_GIVEN EXERCISE_. An exact reproduction of the records is required, with all images left out.
╭─ RECORDED DATA
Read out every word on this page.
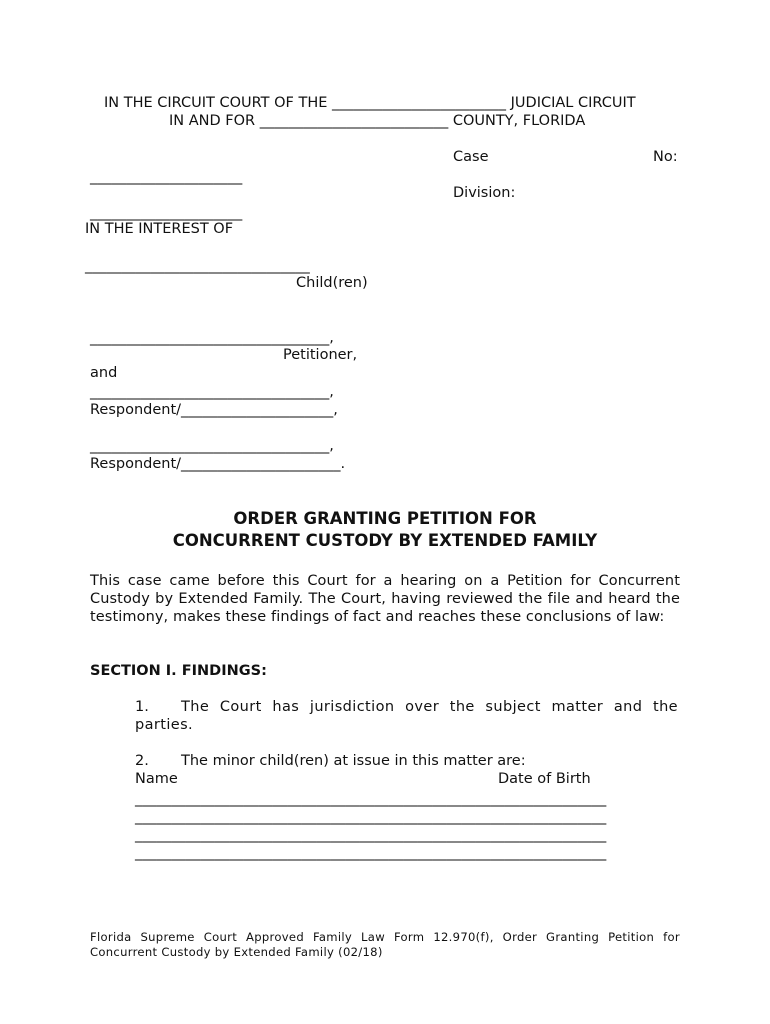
IN THE CIRCUIT COURT OF THE ________________________ JUDICIAL CIRCUIT
IN AND FOR __________________________ COUNTY, FLORIDA
Case	No:
_____________________
Division:
_____________________
IN THE INTEREST OF
_______________________________
Child(ren)
_________________________________,
Petitioner,
and
_________________________________,
Respondent/_____________________,
_________________________________,
Respondent/______________________.
ORDER GRANTING PETITION FOR
CONCURRENT CUSTODY BY EXTENDED FAMILY
This case came before this Court for a hearing on a Petition for Concurrent Custody by Extended Family. The Court, having reviewed the file and heard the testimony, makes these findings of fact and reaches these conclusions of law:
SECTION I. FINDINGS:
1.	The Court has jurisdiction over the subject matter and the parties.
2. The minor child(ren) at issue in this matter are:
Name	Date of Birth
_________________________________________________________________
_________________________________________________________________
_________________________________________________________________
_________________________________________________________________
Florida Supreme Court Approved Family Law Form 12.970(f), Order Granting Petition for Concurrent Custody by Extended Family (02/18)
╰─
_RESULT OF THIS TASK_.
Read out every word on this page.
IN THE CIRCUIT COURT OF THE ________________________ JUDICIAL CIRCUIT
IN AND FOR __________________________ COUNTY, FLORIDA
Case	No:
_____________________
Division:
_____________________
IN THE INTEREST OF
_______________________________
Child(ren)
_________________________________,
Petitioner,
and
_________________________________,
Respondent/_____________________,
_________________________________,
Respondent/______________________.
ORDER GRANTING PETITION FOR
CONCURRENT CUSTODY BY EXTENDED FAMILY
This case came before this Court for a hearing on a Petition for Concurrent Custody by Extended Family. The Court, having reviewed the file and heard the testimony, makes these findings of fact and reaches these conclusions of law:
SECTION I. FINDINGS:
1.	The Court has jurisdiction over the subject matter and the parties.
2. The minor child(ren) at issue in this matter are:
Name	Date of Birth
_________________________________________________________________
_________________________________________________________________
_________________________________________________________________
_________________________________________________________________
Florida Supreme Court Approved Family Law Form 12.970(f), Order Granting Petition for Concurrent Custody by Extended Family (02/18)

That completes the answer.